**Your task**. Copy every line of the material below verbatim, keeping each character, bracket and coordinate unchanged.

**Entries shown**.
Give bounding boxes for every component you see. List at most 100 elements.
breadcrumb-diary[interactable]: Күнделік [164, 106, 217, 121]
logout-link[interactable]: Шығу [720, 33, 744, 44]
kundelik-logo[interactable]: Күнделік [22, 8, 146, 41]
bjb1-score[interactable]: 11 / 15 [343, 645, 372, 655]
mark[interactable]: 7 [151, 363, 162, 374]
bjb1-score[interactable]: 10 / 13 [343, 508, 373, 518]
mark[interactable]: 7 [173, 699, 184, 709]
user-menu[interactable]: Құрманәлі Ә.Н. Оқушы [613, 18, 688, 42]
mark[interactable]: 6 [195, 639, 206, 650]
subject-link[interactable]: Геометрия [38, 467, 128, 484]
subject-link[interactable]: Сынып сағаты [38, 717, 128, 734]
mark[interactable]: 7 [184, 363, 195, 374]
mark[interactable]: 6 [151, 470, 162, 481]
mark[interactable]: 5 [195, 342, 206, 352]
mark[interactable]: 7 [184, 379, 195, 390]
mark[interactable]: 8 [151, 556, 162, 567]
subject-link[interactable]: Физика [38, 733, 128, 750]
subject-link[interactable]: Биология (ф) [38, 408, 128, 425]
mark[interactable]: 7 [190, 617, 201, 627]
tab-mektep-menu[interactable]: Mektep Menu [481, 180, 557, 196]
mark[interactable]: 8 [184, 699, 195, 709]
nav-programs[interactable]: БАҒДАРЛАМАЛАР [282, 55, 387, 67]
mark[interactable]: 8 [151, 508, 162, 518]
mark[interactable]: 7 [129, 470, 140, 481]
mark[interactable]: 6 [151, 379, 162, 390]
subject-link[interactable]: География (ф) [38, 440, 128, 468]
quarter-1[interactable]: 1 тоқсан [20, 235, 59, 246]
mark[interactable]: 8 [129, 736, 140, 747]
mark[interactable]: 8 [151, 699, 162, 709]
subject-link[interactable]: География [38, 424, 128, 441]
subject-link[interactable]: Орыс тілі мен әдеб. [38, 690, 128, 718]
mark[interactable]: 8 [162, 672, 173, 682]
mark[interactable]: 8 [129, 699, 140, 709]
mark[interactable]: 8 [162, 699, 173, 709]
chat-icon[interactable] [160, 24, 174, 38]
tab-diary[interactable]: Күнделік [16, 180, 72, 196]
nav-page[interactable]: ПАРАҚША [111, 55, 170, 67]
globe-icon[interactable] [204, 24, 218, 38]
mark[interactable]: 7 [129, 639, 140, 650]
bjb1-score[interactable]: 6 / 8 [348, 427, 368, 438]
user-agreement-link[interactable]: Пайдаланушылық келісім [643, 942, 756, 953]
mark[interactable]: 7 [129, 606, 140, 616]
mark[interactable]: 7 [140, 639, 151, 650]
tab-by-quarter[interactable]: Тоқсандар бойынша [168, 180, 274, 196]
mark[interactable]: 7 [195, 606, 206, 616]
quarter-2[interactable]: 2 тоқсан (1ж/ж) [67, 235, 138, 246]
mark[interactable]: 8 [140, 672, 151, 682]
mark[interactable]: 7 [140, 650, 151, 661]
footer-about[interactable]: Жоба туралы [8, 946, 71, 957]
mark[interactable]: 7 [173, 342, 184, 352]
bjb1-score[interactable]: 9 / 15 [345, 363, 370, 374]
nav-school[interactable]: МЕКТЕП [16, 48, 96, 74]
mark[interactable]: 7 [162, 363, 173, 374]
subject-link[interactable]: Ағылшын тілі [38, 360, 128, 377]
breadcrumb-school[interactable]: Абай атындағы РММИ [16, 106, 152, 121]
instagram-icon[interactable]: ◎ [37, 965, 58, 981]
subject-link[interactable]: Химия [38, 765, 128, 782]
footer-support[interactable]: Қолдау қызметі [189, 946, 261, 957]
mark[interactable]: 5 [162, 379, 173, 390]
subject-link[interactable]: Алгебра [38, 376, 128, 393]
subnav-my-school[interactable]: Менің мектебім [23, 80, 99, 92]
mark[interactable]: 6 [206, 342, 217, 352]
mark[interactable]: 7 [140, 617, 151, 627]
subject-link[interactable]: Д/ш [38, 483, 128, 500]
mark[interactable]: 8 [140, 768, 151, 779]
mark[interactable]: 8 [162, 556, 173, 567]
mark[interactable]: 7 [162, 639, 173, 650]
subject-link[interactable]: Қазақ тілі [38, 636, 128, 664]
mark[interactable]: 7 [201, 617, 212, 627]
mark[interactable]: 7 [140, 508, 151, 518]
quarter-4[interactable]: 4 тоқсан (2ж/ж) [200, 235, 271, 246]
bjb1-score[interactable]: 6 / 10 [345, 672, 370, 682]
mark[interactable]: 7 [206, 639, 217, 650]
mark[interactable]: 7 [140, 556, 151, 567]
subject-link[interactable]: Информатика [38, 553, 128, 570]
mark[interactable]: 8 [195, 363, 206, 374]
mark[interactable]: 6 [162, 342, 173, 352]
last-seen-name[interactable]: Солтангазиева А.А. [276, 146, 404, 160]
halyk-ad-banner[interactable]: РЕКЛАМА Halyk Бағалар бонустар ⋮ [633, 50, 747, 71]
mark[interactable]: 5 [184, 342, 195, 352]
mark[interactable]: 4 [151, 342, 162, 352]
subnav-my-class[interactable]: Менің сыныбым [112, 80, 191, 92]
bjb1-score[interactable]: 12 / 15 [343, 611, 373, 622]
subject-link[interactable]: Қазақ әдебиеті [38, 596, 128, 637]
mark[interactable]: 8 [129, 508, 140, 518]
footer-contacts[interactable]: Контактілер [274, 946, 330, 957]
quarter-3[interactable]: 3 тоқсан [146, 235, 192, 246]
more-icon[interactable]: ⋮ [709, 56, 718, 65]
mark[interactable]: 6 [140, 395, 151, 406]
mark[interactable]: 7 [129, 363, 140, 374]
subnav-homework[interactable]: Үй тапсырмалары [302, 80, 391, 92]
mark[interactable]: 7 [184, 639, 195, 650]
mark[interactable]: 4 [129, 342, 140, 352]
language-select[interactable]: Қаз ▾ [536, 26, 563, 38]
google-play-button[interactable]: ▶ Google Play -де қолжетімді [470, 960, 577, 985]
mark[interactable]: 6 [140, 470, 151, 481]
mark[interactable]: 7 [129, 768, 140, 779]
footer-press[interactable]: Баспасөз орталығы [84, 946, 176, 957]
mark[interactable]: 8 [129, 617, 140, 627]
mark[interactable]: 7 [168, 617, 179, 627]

**Task result**.
Give bounding boxes for every component you see. List at most 100 elements.
breadcrumb-diary[interactable]: Күнделік [164, 106, 217, 121]
logout-link[interactable]: Шығу [720, 33, 744, 44]
kundelik-logo[interactable]: Күнделік [22, 8, 146, 41]
bjb1-score[interactable]: 11 / 15 [343, 645, 372, 655]
mark[interactable]: 7 [151, 363, 162, 374]
bjb1-score[interactable]: 10 / 13 [343, 508, 373, 518]
mark[interactable]: 7 [173, 699, 184, 709]
user-menu[interactable]: Құрманәлі Ә.Н. Оқушы [613, 18, 688, 42]
mark[interactable]: 6 [195, 639, 206, 650]
subject-link[interactable]: Геометрия [38, 467, 128, 484]
subject-link[interactable]: Сынып сағаты [38, 717, 128, 734]
mark[interactable]: 7 [184, 363, 195, 374]
mark[interactable]: 6 [151, 470, 162, 481]
mark[interactable]: 5 [195, 342, 206, 352]
mark[interactable]: 7 [184, 379, 195, 390]
mark[interactable]: 8 [151, 556, 162, 567]
subject-link[interactable]: Физика [38, 733, 128, 750]
subject-link[interactable]: Биология (ф) [38, 408, 128, 425]
mark[interactable]: 7 [190, 617, 201, 627]
tab-mektep-menu[interactable]: Mektep Menu [481, 180, 557, 196]
mark[interactable]: 8 [184, 699, 195, 709]
nav-programs[interactable]: БАҒДАРЛАМАЛАР [282, 55, 387, 67]
mark[interactable]: 8 [151, 508, 162, 518]
mark[interactable]: 7 [129, 470, 140, 481]
mark[interactable]: 6 [151, 379, 162, 390]
subject-link[interactable]: География (ф) [38, 440, 128, 468]
quarter-1[interactable]: 1 тоқсан [20, 235, 59, 246]
mark[interactable]: 8 [129, 736, 140, 747]
mark[interactable]: 8 [151, 699, 162, 709]
subject-link[interactable]: География [38, 424, 128, 441]
subject-link[interactable]: Орыс тілі мен әдеб. [38, 690, 128, 718]
mark[interactable]: 8 [162, 672, 173, 682]
mark[interactable]: 8 [129, 699, 140, 709]
mark[interactable]: 8 [162, 699, 173, 709]
chat-icon[interactable] [160, 24, 174, 38]
tab-diary[interactable]: Күнделік [16, 180, 72, 196]
nav-page[interactable]: ПАРАҚША [111, 55, 170, 67]
globe-icon[interactable] [204, 24, 218, 38]
mark[interactable]: 7 [129, 639, 140, 650]
bjb1-score[interactable]: 6 / 8 [348, 427, 368, 438]
user-agreement-link[interactable]: Пайдаланушылық келісім [643, 942, 756, 953]
mark[interactable]: 7 [129, 606, 140, 616]
mark[interactable]: 7 [140, 639, 151, 650]
tab-by-quarter[interactable]: Тоқсандар бойынша [168, 180, 274, 196]
mark[interactable]: 7 [195, 606, 206, 616]
quarter-2[interactable]: 2 тоқсан (1ж/ж) [67, 235, 138, 246]
mark[interactable]: 8 [140, 672, 151, 682]
mark[interactable]: 7 [140, 650, 151, 661]
footer-about[interactable]: Жоба туралы [8, 946, 71, 957]
mark[interactable]: 7 [173, 342, 184, 352]
bjb1-score[interactable]: 9 / 15 [345, 363, 370, 374]
nav-school[interactable]: МЕКТЕП [16, 48, 96, 74]
mark[interactable]: 7 [162, 363, 173, 374]
subject-link[interactable]: Ағылшын тілі [38, 360, 128, 377]
breadcrumb-school[interactable]: Абай атындағы РММИ [16, 106, 152, 121]
instagram-icon[interactable]: ◎ [37, 965, 58, 981]
subject-link[interactable]: Химия [38, 765, 128, 782]
footer-support[interactable]: Қолдау қызметі [189, 946, 261, 957]
mark[interactable]: 5 [162, 379, 173, 390]
subject-link[interactable]: Алгебра [38, 376, 128, 393]
subnav-my-school[interactable]: Менің мектебім [23, 80, 99, 92]
mark[interactable]: 6 [206, 342, 217, 352]
mark[interactable]: 7 [140, 617, 151, 627]
subject-link[interactable]: Д/ш [38, 483, 128, 500]
mark[interactable]: 8 [140, 768, 151, 779]
mark[interactable]: 8 [162, 556, 173, 567]
mark[interactable]: 7 [162, 639, 173, 650]
subject-link[interactable]: Қазақ тілі [38, 636, 128, 664]
mark[interactable]: 7 [201, 617, 212, 627]
mark[interactable]: 7 [140, 508, 151, 518]
quarter-4[interactable]: 4 тоқсан (2ж/ж) [200, 235, 271, 246]
bjb1-score[interactable]: 6 / 10 [345, 672, 370, 682]
mark[interactable]: 7 [206, 639, 217, 650]
mark[interactable]: 7 [140, 556, 151, 567]
subject-link[interactable]: Информатика [38, 553, 128, 570]
mark[interactable]: 8 [195, 363, 206, 374]
mark[interactable]: 6 [162, 342, 173, 352]
last-seen-name[interactable]: Солтангазиева А.А. [276, 146, 404, 160]
halyk-ad-banner[interactable]: РЕКЛАМА Halyk Бағалар бонустар ⋮ [633, 50, 747, 71]
mark[interactable]: 5 [184, 342, 195, 352]
mark[interactable]: 4 [151, 342, 162, 352]
subnav-my-class[interactable]: Менің сыныбым [112, 80, 191, 92]
bjb1-score[interactable]: 12 / 15 [343, 611, 373, 622]
subject-link[interactable]: Қазақ әдебиеті [38, 596, 128, 637]
mark[interactable]: 8 [129, 508, 140, 518]
footer-contacts[interactable]: Контактілер [274, 946, 330, 957]
quarter-3[interactable]: 3 тоқсан [146, 235, 192, 246]
more-icon[interactable]: ⋮ [709, 56, 718, 65]
mark[interactable]: 6 [140, 395, 151, 406]
mark[interactable]: 7 [129, 363, 140, 374]
subnav-homework[interactable]: Үй тапсырмалары [302, 80, 391, 92]
mark[interactable]: 7 [184, 639, 195, 650]
mark[interactable]: 4 [129, 342, 140, 352]
language-select[interactable]: Қаз ▾ [536, 26, 563, 38]
google-play-button[interactable]: ▶ Google Play -де қолжетімді [470, 960, 577, 985]
mark[interactable]: 6 [140, 470, 151, 481]
mark[interactable]: 7 [129, 768, 140, 779]
footer-press[interactable]: Баспасөз орталығы [84, 946, 176, 957]
mark[interactable]: 8 [129, 617, 140, 627]
mark[interactable]: 7 [168, 617, 179, 627]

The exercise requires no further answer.